**Set problem**
Transcribe each of the records below exactly, excluding all pictures.
+--
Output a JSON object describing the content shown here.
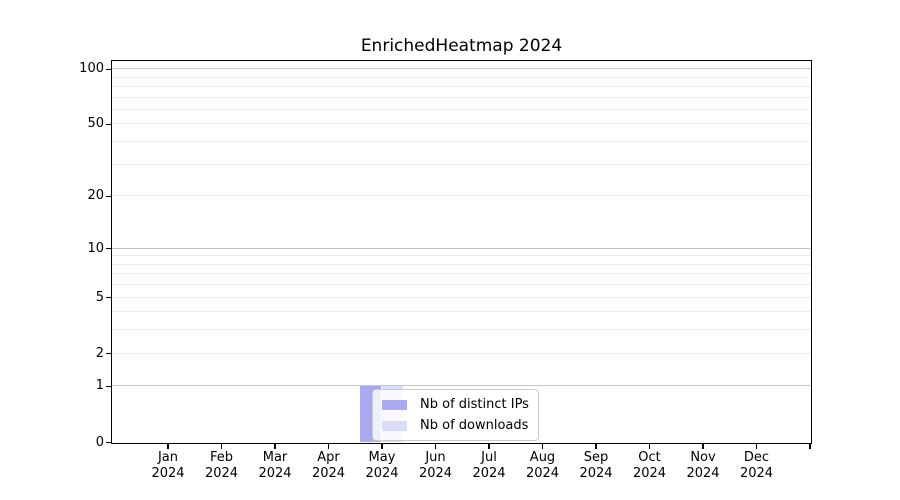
{
  "chart_data": {
    "type": "bar",
    "title": "EnrichedHeatmap 2024",
    "categories": [
      "Jan",
      "Feb",
      "Mar",
      "Apr",
      "May",
      "Jun",
      "Jul",
      "Aug",
      "Sep",
      "Oct",
      "Nov",
      "Dec"
    ],
    "category_year": "2024",
    "series": [
      {
        "name": "Nb of distinct IPs",
        "color": "#a9aaf0",
        "values": [
          0,
          0,
          0,
          0,
          1,
          0,
          0,
          0,
          0,
          0,
          0,
          0
        ]
      },
      {
        "name": "Nb of downloads",
        "color": "#dadcf8",
        "values": [
          0,
          0,
          0,
          0,
          1,
          0,
          0,
          0,
          0,
          0,
          0,
          0
        ]
      }
    ],
    "xlabel": "",
    "ylabel": "",
    "y_scale": "log1p",
    "ylim": [
      0,
      110
    ],
    "y_ticks": [
      0,
      1,
      2,
      5,
      10,
      20,
      50,
      100
    ],
    "y_major_gridlines": [
      1,
      10,
      100
    ],
    "y_minor_gridlines": [
      2,
      3,
      4,
      5,
      6,
      7,
      8,
      9,
      20,
      30,
      40,
      50,
      60,
      70,
      80,
      90
    ],
    "grid": true,
    "legend_position": "inside bottom, left of center"
  },
  "colors": {
    "major_grid": "#c6c6c6",
    "minor_grid": "#ececec",
    "spine": "#000000",
    "legend_border": "#c9c9c9",
    "background": "#ffffff"
  }
}
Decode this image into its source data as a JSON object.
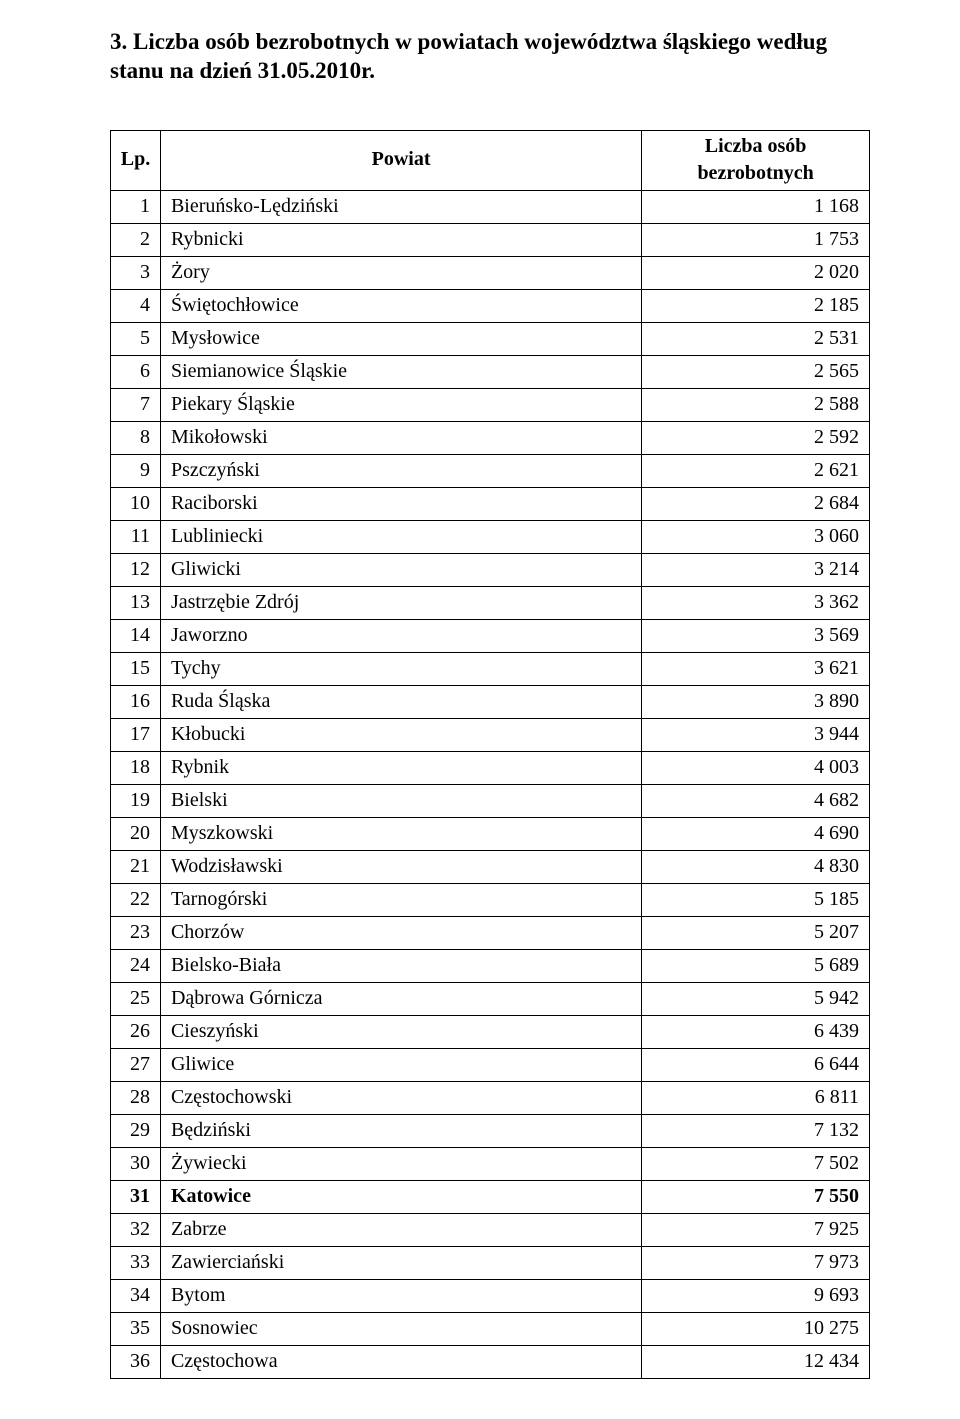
{
  "title_line1": "3. Liczba osób bezrobotnych w powiatach województwa śląskiego według",
  "title_line2": "stanu na dzień 31.05.2010r.",
  "columns": {
    "lp": "Lp.",
    "powiat": "Powiat",
    "value": "Liczba osób bezrobotnych"
  },
  "rows": [
    {
      "lp": "1",
      "powiat": "Bieruńsko-Lędziński",
      "value": "1 168",
      "bold": false
    },
    {
      "lp": "2",
      "powiat": "Rybnicki",
      "value": "1 753",
      "bold": false
    },
    {
      "lp": "3",
      "powiat": "Żory",
      "value": "2 020",
      "bold": false
    },
    {
      "lp": "4",
      "powiat": "Świętochłowice",
      "value": "2 185",
      "bold": false
    },
    {
      "lp": "5",
      "powiat": "Mysłowice",
      "value": "2 531",
      "bold": false
    },
    {
      "lp": "6",
      "powiat": "Siemianowice Śląskie",
      "value": "2 565",
      "bold": false
    },
    {
      "lp": "7",
      "powiat": "Piekary Śląskie",
      "value": "2 588",
      "bold": false
    },
    {
      "lp": "8",
      "powiat": "Mikołowski",
      "value": "2 592",
      "bold": false
    },
    {
      "lp": "9",
      "powiat": "Pszczyński",
      "value": "2 621",
      "bold": false
    },
    {
      "lp": "10",
      "powiat": "Raciborski",
      "value": "2 684",
      "bold": false
    },
    {
      "lp": "11",
      "powiat": "Lubliniecki",
      "value": "3 060",
      "bold": false
    },
    {
      "lp": "12",
      "powiat": "Gliwicki",
      "value": "3 214",
      "bold": false
    },
    {
      "lp": "13",
      "powiat": "Jastrzębie Zdrój",
      "value": "3 362",
      "bold": false
    },
    {
      "lp": "14",
      "powiat": "Jaworzno",
      "value": "3 569",
      "bold": false
    },
    {
      "lp": "15",
      "powiat": "Tychy",
      "value": "3 621",
      "bold": false
    },
    {
      "lp": "16",
      "powiat": "Ruda Śląska",
      "value": "3 890",
      "bold": false
    },
    {
      "lp": "17",
      "powiat": "Kłobucki",
      "value": "3 944",
      "bold": false
    },
    {
      "lp": "18",
      "powiat": "Rybnik",
      "value": "4 003",
      "bold": false
    },
    {
      "lp": "19",
      "powiat": "Bielski",
      "value": "4 682",
      "bold": false
    },
    {
      "lp": "20",
      "powiat": "Myszkowski",
      "value": "4 690",
      "bold": false
    },
    {
      "lp": "21",
      "powiat": "Wodzisławski",
      "value": "4 830",
      "bold": false
    },
    {
      "lp": "22",
      "powiat": "Tarnogórski",
      "value": "5 185",
      "bold": false
    },
    {
      "lp": "23",
      "powiat": "Chorzów",
      "value": "5 207",
      "bold": false
    },
    {
      "lp": "24",
      "powiat": "Bielsko-Biała",
      "value": "5 689",
      "bold": false
    },
    {
      "lp": "25",
      "powiat": "Dąbrowa Górnicza",
      "value": "5 942",
      "bold": false
    },
    {
      "lp": "26",
      "powiat": "Cieszyński",
      "value": "6 439",
      "bold": false
    },
    {
      "lp": "27",
      "powiat": "Gliwice",
      "value": "6 644",
      "bold": false
    },
    {
      "lp": "28",
      "powiat": "Częstochowski",
      "value": "6 811",
      "bold": false
    },
    {
      "lp": "29",
      "powiat": "Będziński",
      "value": "7 132",
      "bold": false
    },
    {
      "lp": "30",
      "powiat": "Żywiecki",
      "value": "7 502",
      "bold": false
    },
    {
      "lp": "31",
      "powiat": "Katowice",
      "value": "7 550",
      "bold": true
    },
    {
      "lp": "32",
      "powiat": "Zabrze",
      "value": "7 925",
      "bold": false
    },
    {
      "lp": "33",
      "powiat": "Zawierciański",
      "value": "7 973",
      "bold": false
    },
    {
      "lp": "34",
      "powiat": "Bytom",
      "value": "9 693",
      "bold": false
    },
    {
      "lp": "35",
      "powiat": "Sosnowiec",
      "value": "10 275",
      "bold": false
    },
    {
      "lp": "36",
      "powiat": "Częstochowa",
      "value": "12 434",
      "bold": false
    }
  ]
}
+--
**Problem solution**
Output a JSON object describing the content shown here.
{
  "chart_data": {
    "type": "bar",
    "title": "EnrichedHeatmap 2024",
    "categories": [
      "Jan",
      "Feb",
      "Mar",
      "Apr",
      "May",
      "Jun",
      "Jul",
      "Aug",
      "Sep",
      "Oct",
      "Nov",
      "Dec"
    ],
    "category_year": "2024",
    "series": [
      {
        "name": "Nb of distinct IPs",
        "color": "#a9aaf0",
        "values": [
          0,
          0,
          0,
          0,
          1,
          0,
          0,
          0,
          0,
          0,
          0,
          0
        ]
      },
      {
        "name": "Nb of downloads",
        "color": "#dadcf8",
        "values": [
          0,
          0,
          0,
          0,
          1,
          0,
          0,
          0,
          0,
          0,
          0,
          0
        ]
      }
    ],
    "xlabel": "",
    "ylabel": "",
    "y_scale": "log1p",
    "ylim": [
      0,
      110
    ],
    "y_ticks": [
      0,
      1,
      2,
      5,
      10,
      20,
      50,
      100
    ],
    "y_major_gridlines": [
      1,
      10,
      100
    ],
    "y_minor_gridlines": [
      2,
      3,
      4,
      5,
      6,
      7,
      8,
      9,
      20,
      30,
      40,
      50,
      60,
      70,
      80,
      90
    ],
    "grid": true,
    "legend_position": "inside bottom, left of center"
  },
  "colors": {
    "major_grid": "#c6c6c6",
    "minor_grid": "#ececec",
    "spine": "#000000",
    "legend_border": "#c9c9c9",
    "background": "#ffffff"
  }
}
Decode this image into its source data as a JSON object.
{
  "title_line1": "3. Liczba osób bezrobotnych w powiatach województwa śląskiego według",
  "title_line2": "stanu na dzień 31.05.2010r.",
  "columns": {
    "lp": "Lp.",
    "powiat": "Powiat",
    "value": "Liczba osób bezrobotnych"
  },
  "rows": [
    {
      "lp": "1",
      "powiat": "Bieruńsko-Lędziński",
      "value": "1 168",
      "bold": false
    },
    {
      "lp": "2",
      "powiat": "Rybnicki",
      "value": "1 753",
      "bold": false
    },
    {
      "lp": "3",
      "powiat": "Żory",
      "value": "2 020",
      "bold": false
    },
    {
      "lp": "4",
      "powiat": "Świętochłowice",
      "value": "2 185",
      "bold": false
    },
    {
      "lp": "5",
      "powiat": "Mysłowice",
      "value": "2 531",
      "bold": false
    },
    {
      "lp": "6",
      "powiat": "Siemianowice Śląskie",
      "value": "2 565",
      "bold": false
    },
    {
      "lp": "7",
      "powiat": "Piekary Śląskie",
      "value": "2 588",
      "bold": false
    },
    {
      "lp": "8",
      "powiat": "Mikołowski",
      "value": "2 592",
      "bold": false
    },
    {
      "lp": "9",
      "powiat": "Pszczyński",
      "value": "2 621",
      "bold": false
    },
    {
      "lp": "10",
      "powiat": "Raciborski",
      "value": "2 684",
      "bold": false
    },
    {
      "lp": "11",
      "powiat": "Lubliniecki",
      "value": "3 060",
      "bold": false
    },
    {
      "lp": "12",
      "powiat": "Gliwicki",
      "value": "3 214",
      "bold": false
    },
    {
      "lp": "13",
      "powiat": "Jastrzębie Zdrój",
      "value": "3 362",
      "bold": false
    },
    {
      "lp": "14",
      "powiat": "Jaworzno",
      "value": "3 569",
      "bold": false
    },
    {
      "lp": "15",
      "powiat": "Tychy",
      "value": "3 621",
      "bold": false
    },
    {
      "lp": "16",
      "powiat": "Ruda Śląska",
      "value": "3 890",
      "bold": false
    },
    {
      "lp": "17",
      "powiat": "Kłobucki",
      "value": "3 944",
      "bold": false
    },
    {
      "lp": "18",
      "powiat": "Rybnik",
      "value": "4 003",
      "bold": false
    },
    {
      "lp": "19",
      "powiat": "Bielski",
      "value": "4 682",
      "bold": false
    },
    {
      "lp": "20",
      "powiat": "Myszkowski",
      "value": "4 690",
      "bold": false
    },
    {
      "lp": "21",
      "powiat": "Wodzisławski",
      "value": "4 830",
      "bold": false
    },
    {
      "lp": "22",
      "powiat": "Tarnogórski",
      "value": "5 185",
      "bold": false
    },
    {
      "lp": "23",
      "powiat": "Chorzów",
      "value": "5 207",
      "bold": false
    },
    {
      "lp": "24",
      "powiat": "Bielsko-Biała",
      "value": "5 689",
      "bold": false
    },
    {
      "lp": "25",
      "powiat": "Dąbrowa Górnicza",
      "value": "5 942",
      "bold": false
    },
    {
      "lp": "26",
      "powiat": "Cieszyński",
      "value": "6 439",
      "bold": false
    },
    {
      "lp": "27",
      "powiat": "Gliwice",
      "value": "6 644",
      "bold": false
    },
    {
      "lp": "28",
      "powiat": "Częstochowski",
      "value": "6 811",
      "bold": false
    },
    {
      "lp": "29",
      "powiat": "Będziński",
      "value": "7 132",
      "bold": false
    },
    {
      "lp": "30",
      "powiat": "Żywiecki",
      "value": "7 502",
      "bold": false
    },
    {
      "lp": "31",
      "powiat": "Katowice",
      "value": "7 550",
      "bold": true
    },
    {
      "lp": "32",
      "powiat": "Zabrze",
      "value": "7 925",
      "bold": false
    },
    {
      "lp": "33",
      "powiat": "Zawierciański",
      "value": "7 973",
      "bold": false
    },
    {
      "lp": "34",
      "powiat": "Bytom",
      "value": "9 693",
      "bold": false
    },
    {
      "lp": "35",
      "powiat": "Sosnowiec",
      "value": "10 275",
      "bold": false
    },
    {
      "lp": "36",
      "powiat": "Częstochowa",
      "value": "12 434",
      "bold": false
    }
  ]
}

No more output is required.